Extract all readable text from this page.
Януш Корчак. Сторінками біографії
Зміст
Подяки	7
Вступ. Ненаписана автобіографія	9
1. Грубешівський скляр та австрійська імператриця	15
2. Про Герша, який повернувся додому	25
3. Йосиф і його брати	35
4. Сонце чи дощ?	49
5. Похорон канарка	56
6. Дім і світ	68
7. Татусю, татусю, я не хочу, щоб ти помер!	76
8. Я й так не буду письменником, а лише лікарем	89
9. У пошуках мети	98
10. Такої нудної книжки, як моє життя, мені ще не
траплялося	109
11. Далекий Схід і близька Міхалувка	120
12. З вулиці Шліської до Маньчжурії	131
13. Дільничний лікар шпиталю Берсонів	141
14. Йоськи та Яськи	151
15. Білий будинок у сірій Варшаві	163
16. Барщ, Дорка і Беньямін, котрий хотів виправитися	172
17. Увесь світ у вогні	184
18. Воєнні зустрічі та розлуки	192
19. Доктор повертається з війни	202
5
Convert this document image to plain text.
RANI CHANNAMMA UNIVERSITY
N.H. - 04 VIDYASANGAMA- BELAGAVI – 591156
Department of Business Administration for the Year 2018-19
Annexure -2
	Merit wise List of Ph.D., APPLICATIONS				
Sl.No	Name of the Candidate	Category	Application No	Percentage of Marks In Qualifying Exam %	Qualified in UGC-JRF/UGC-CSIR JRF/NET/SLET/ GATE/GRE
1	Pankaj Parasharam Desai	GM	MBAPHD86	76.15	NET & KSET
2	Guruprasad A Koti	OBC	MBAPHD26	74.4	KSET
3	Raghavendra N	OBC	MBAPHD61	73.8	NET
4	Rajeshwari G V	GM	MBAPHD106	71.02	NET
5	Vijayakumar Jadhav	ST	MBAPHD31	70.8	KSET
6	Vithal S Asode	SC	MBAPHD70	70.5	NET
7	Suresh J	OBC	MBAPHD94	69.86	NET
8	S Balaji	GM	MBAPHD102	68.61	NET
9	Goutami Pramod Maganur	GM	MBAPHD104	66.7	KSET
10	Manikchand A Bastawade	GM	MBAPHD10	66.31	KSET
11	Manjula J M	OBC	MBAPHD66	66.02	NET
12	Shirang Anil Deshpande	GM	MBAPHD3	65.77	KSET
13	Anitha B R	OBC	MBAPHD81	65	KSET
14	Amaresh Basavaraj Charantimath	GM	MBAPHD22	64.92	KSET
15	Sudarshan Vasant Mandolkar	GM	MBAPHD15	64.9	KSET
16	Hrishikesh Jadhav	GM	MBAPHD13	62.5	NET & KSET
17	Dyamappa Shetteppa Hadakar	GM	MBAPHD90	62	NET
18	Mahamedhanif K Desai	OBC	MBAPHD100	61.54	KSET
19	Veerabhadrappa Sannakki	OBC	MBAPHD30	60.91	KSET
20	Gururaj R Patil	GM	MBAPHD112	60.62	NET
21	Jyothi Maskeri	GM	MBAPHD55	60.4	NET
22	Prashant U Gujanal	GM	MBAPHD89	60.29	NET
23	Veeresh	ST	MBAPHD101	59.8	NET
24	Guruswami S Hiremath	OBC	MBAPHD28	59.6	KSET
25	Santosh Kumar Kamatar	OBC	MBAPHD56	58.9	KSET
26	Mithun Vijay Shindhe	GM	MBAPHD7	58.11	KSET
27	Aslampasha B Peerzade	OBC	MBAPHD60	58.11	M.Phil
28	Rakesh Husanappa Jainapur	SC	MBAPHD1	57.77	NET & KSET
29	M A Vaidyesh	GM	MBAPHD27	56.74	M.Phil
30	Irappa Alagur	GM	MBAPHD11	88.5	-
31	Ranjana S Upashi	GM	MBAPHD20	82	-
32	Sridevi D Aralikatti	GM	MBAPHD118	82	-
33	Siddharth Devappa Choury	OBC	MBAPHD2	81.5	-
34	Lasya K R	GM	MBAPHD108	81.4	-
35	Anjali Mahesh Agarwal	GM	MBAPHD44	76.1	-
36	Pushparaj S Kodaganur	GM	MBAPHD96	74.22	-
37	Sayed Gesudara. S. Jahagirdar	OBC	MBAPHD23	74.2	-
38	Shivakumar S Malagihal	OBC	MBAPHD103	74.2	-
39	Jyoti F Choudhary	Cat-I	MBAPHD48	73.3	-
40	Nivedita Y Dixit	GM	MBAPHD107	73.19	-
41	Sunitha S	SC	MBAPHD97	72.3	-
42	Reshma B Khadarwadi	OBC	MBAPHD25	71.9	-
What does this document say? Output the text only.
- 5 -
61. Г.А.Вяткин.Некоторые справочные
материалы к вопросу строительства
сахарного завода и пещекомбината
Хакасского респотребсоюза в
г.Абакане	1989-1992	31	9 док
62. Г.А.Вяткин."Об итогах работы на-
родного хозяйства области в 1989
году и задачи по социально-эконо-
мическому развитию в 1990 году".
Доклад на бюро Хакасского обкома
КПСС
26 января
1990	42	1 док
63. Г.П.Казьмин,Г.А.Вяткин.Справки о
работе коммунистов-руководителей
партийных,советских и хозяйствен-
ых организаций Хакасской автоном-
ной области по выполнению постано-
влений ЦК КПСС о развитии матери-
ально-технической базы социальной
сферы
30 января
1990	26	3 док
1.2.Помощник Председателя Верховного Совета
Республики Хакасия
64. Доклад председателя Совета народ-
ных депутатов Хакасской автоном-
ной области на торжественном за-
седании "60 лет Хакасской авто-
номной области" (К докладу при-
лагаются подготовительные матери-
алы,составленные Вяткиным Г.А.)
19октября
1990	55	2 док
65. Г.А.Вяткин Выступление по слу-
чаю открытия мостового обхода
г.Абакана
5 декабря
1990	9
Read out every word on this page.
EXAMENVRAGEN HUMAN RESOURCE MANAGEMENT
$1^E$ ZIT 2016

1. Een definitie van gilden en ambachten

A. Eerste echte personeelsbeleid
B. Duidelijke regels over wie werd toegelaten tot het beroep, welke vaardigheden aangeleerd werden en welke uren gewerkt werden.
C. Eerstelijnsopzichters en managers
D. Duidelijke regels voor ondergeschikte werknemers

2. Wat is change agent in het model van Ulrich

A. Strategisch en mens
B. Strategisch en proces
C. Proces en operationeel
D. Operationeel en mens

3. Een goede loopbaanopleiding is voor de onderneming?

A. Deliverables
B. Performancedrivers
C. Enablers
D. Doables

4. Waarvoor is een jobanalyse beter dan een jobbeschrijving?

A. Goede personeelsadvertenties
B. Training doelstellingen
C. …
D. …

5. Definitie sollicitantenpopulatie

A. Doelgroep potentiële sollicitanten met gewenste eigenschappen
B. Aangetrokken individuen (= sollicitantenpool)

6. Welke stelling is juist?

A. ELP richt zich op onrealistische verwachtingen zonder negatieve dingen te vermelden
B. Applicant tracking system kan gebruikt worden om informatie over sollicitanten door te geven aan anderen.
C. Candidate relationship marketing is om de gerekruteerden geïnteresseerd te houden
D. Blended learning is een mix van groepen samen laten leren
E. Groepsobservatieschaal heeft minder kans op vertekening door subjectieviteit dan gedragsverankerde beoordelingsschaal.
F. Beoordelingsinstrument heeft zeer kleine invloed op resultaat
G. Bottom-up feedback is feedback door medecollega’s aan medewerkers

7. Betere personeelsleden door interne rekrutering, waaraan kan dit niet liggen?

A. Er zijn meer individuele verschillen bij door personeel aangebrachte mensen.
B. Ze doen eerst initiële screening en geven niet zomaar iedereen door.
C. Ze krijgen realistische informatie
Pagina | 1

##########

What you will do:
Every entry should be printed again exactly as it stands.

The result:
Extract all readable text from this page.
Януш Корчак. Сторінками біографії
Зміст
Подяки	7
Вступ. Ненаписана автобіографія	9
1. Грубешівський скляр та австрійська імператриця	15
2. Про Герша, який повернувся додому	25
3. Йосиф і його брати	35
4. Сонце чи дощ?	49
5. Похорон канарка	56
6. Дім і світ	68
7. Татусю, татусю, я не хочу, щоб ти помер!	76
8. Я й так не буду письменником, а лише лікарем	89
9. У пошуках мети	98
10. Такої нудної книжки, як моє життя, мені ще не
траплялося	109
11. Далекий Схід і близька Міхалувка	120
12. З вулиці Шліської до Маньчжурії	131
13. Дільничний лікар шпиталю Берсонів	141
14. Йоськи та Яськи	151
15. Білий будинок у сірій Варшаві	163
16. Барщ, Дорка і Беньямін, котрий хотів виправитися	172
17. Увесь світ у вогні	184
18. Воєнні зустрічі та розлуки	192
19. Доктор повертається з війни	202
5
Convert this document image to plain text.
RANI CHANNAMMA UNIVERSITY
N.H. - 04 VIDYASANGAMA- BELAGAVI – 591156
Department of Business Administration for the Year 2018-19
Annexure -2
	Merit wise List of Ph.D., APPLICATIONS				
Sl.No	Name of the Candidate	Category	Application No	Percentage of Marks In Qualifying Exam %	Qualified in UGC-JRF/UGC-CSIR JRF/NET/SLET/ GATE/GRE
1	Pankaj Parasharam Desai	GM	MBAPHD86	76.15	NET & KSET
2	Guruprasad A Koti	OBC	MBAPHD26	74.4	KSET
3	Raghavendra N	OBC	MBAPHD61	73.8	NET
4	Rajeshwari G V	GM	MBAPHD106	71.02	NET
5	Vijayakumar Jadhav	ST	MBAPHD31	70.8	KSET
6	Vithal S Asode	SC	MBAPHD70	70.5	NET
7	Suresh J	OBC	MBAPHD94	69.86	NET
8	S Balaji	GM	MBAPHD102	68.61	NET
9	Goutami Pramod Maganur	GM	MBAPHD104	66.7	KSET
10	Manikchand A Bastawade	GM	MBAPHD10	66.31	KSET
11	Manjula J M	OBC	MBAPHD66	66.02	NET
12	Shirang Anil Deshpande	GM	MBAPHD3	65.77	KSET
13	Anitha B R	OBC	MBAPHD81	65	KSET
14	Amaresh Basavaraj Charantimath	GM	MBAPHD22	64.92	KSET
15	Sudarshan Vasant Mandolkar	GM	MBAPHD15	64.9	KSET
16	Hrishikesh Jadhav	GM	MBAPHD13	62.5	NET & KSET
17	Dyamappa Shetteppa Hadakar	GM	MBAPHD90	62	NET
18	Mahamedhanif K Desai	OBC	MBAPHD100	61.54	KSET
19	Veerabhadrappa Sannakki	OBC	MBAPHD30	60.91	KSET
20	Gururaj R Patil	GM	MBAPHD112	60.62	NET
21	Jyothi Maskeri	GM	MBAPHD55	60.4	NET
22	Prashant U Gujanal	GM	MBAPHD89	60.29	NET
23	Veeresh	ST	MBAPHD101	59.8	NET
24	Guruswami S Hiremath	OBC	MBAPHD28	59.6	KSET
25	Santosh Kumar Kamatar	OBC	MBAPHD56	58.9	KSET
26	Mithun Vijay Shindhe	GM	MBAPHD7	58.11	KSET
27	Aslampasha B Peerzade	OBC	MBAPHD60	58.11	M.Phil
28	Rakesh Husanappa Jainapur	SC	MBAPHD1	57.77	NET & KSET
29	M A Vaidyesh	GM	MBAPHD27	56.74	M.Phil
30	Irappa Alagur	GM	MBAPHD11	88.5	-
31	Ranjana S Upashi	GM	MBAPHD20	82	-
32	Sridevi D Aralikatti	GM	MBAPHD118	82	-
33	Siddharth Devappa Choury	OBC	MBAPHD2	81.5	-
34	Lasya K R	GM	MBAPHD108	81.4	-
35	Anjali Mahesh Agarwal	GM	MBAPHD44	76.1	-
36	Pushparaj S Kodaganur	GM	MBAPHD96	74.22	-
37	Sayed Gesudara. S. Jahagirdar	OBC	MBAPHD23	74.2	-
38	Shivakumar S Malagihal	OBC	MBAPHD103	74.2	-
39	Jyoti F Choudhary	Cat-I	MBAPHD48	73.3	-
40	Nivedita Y Dixit	GM	MBAPHD107	73.19	-
41	Sunitha S	SC	MBAPHD97	72.3	-
42	Reshma B Khadarwadi	OBC	MBAPHD25	71.9	-
What does this document say? Output the text only.
- 5 -
61. Г.А.Вяткин.Некоторые справочные
материалы к вопросу строительства
сахарного завода и пещекомбината
Хакасского респотребсоюза в
г.Абакане	1989-1992	31	9 док
62. Г.А.Вяткин."Об итогах работы на-
родного хозяйства области в 1989
году и задачи по социально-эконо-
мическому развитию в 1990 году".
Доклад на бюро Хакасского обкома
КПСС
26 января
1990	42	1 док
63. Г.П.Казьмин,Г.А.Вяткин.Справки о
работе коммунистов-руководителей
партийных,советских и хозяйствен-
ых организаций Хакасской автоном-
ной области по выполнению постано-
влений ЦК КПСС о развитии матери-
ально-технической базы социальной
сферы
30 января
1990	26	3 док
1.2.Помощник Председателя Верховного Совета
Республики Хакасия
64. Доклад председателя Совета народ-
ных депутатов Хакасской автоном-
ной области на торжественном за-
седании "60 лет Хакасской авто-
номной области" (К докладу при-
лагаются подготовительные матери-
алы,составленные Вяткиным Г.А.)
19октября
1990	55	2 док
65. Г.А.Вяткин Выступление по слу-
чаю открытия мостового обхода
г.Абакана
5 декабря
1990	9
Read out every word on this page.
EXAMENVRAGEN HUMAN RESOURCE MANAGEMENT
$1^E$ ZIT 2016

1. Een definitie van gilden en ambachten

A. Eerste echte personeelsbeleid
B. Duidelijke regels over wie werd toegelaten tot het beroep, welke vaardigheden aangeleerd werden en welke uren gewerkt werden.
C. Eerstelijnsopzichters en managers
D. Duidelijke regels voor ondergeschikte werknemers

2. Wat is change agent in het model van Ulrich

A. Strategisch en mens
B. Strategisch en proces
C. Proces en operationeel
D. Operationeel en mens

3. Een goede loopbaanopleiding is voor de onderneming?

A. Deliverables
B. Performancedrivers
C. Enablers
D. Doables

4. Waarvoor is een jobanalyse beter dan een jobbeschrijving?

A. Goede personeelsadvertenties
B. Training doelstellingen
C. …
D. …

5. Definitie sollicitantenpopulatie

A. Doelgroep potentiële sollicitanten met gewenste eigenschappen
B. Aangetrokken individuen (= sollicitantenpool)

6. Welke stelling is juist?

A. ELP richt zich op onrealistische verwachtingen zonder negatieve dingen te vermelden
B. Applicant tracking system kan gebruikt worden om informatie over sollicitanten door te geven aan anderen.
C. Candidate relationship marketing is om de gerekruteerden geïnteresseerd te houden
D. Blended learning is een mix van groepen samen laten leren
E. Groepsobservatieschaal heeft minder kans op vertekening door subjectieviteit dan gedragsverankerde beoordelingsschaal.
F. Beoordelingsinstrument heeft zeer kleine invloed op resultaat
G. Bottom-up feedback is feedback door medecollega’s aan medewerkers

7. Betere personeelsleden door interne rekrutering, waaraan kan dit niet liggen?

A. Er zijn meer individuele verschillen bij door personeel aangebrachte mensen.
B. Ze doen eerst initiële screening en geven niet zomaar iedereen door.
C. Ze krijgen realistische informatie
Pagina | 1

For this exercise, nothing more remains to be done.